Determine how many lines in the entries below include "ГОЛОВКИ". The reply should be that number and nothing else.

[Data entries]
..........
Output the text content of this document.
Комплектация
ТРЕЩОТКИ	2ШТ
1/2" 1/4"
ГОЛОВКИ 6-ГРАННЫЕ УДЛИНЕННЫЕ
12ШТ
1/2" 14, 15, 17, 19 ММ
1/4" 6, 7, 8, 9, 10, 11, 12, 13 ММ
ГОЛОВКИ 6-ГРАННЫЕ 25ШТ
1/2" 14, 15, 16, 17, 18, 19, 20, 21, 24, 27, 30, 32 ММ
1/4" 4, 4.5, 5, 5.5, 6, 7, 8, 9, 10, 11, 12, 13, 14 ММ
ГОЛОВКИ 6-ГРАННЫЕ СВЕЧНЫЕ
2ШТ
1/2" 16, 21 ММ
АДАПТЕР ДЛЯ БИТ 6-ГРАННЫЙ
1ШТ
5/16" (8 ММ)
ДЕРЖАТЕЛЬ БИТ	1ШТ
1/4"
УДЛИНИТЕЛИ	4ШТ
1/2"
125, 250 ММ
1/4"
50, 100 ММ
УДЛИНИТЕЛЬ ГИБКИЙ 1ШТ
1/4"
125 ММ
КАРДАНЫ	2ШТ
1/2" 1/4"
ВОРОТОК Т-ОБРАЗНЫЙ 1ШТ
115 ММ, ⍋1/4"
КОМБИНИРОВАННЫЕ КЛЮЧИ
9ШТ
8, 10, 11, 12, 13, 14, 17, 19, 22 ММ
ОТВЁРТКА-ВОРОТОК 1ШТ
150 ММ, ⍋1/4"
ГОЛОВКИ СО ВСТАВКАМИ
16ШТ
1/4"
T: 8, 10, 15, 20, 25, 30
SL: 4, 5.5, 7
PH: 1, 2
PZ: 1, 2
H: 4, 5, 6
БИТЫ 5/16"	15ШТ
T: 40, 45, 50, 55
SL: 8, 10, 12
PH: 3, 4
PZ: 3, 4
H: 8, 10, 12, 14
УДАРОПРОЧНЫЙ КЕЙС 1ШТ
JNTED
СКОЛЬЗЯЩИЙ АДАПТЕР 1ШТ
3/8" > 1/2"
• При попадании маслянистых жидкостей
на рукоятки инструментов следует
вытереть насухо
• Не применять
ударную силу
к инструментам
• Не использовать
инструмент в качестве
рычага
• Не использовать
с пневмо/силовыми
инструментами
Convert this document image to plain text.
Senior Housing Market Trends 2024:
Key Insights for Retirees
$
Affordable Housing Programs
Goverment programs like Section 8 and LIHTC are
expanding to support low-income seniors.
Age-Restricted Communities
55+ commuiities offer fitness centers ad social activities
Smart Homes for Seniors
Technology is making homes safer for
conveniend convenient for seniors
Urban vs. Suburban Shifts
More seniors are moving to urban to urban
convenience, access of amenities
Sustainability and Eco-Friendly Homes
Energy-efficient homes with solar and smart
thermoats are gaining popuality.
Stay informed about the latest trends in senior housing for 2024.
..........
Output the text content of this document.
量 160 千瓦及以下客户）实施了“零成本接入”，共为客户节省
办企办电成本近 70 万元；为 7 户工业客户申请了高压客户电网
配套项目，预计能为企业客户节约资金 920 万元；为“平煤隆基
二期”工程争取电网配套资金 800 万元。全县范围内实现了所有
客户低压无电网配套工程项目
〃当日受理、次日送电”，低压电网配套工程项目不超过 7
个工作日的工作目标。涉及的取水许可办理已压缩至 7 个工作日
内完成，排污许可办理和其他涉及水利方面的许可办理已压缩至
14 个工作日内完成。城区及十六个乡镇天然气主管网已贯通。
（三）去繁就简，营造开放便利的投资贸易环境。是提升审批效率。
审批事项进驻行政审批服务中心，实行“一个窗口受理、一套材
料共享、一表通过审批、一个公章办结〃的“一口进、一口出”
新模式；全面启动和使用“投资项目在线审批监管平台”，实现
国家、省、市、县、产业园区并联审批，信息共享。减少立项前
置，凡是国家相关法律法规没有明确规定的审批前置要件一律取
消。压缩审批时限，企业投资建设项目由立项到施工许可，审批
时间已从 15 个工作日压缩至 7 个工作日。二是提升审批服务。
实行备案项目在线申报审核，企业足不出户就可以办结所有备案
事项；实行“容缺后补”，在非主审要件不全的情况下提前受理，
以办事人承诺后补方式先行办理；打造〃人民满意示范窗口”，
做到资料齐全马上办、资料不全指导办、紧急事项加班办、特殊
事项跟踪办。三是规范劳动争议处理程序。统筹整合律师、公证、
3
..........
Correct answer:
4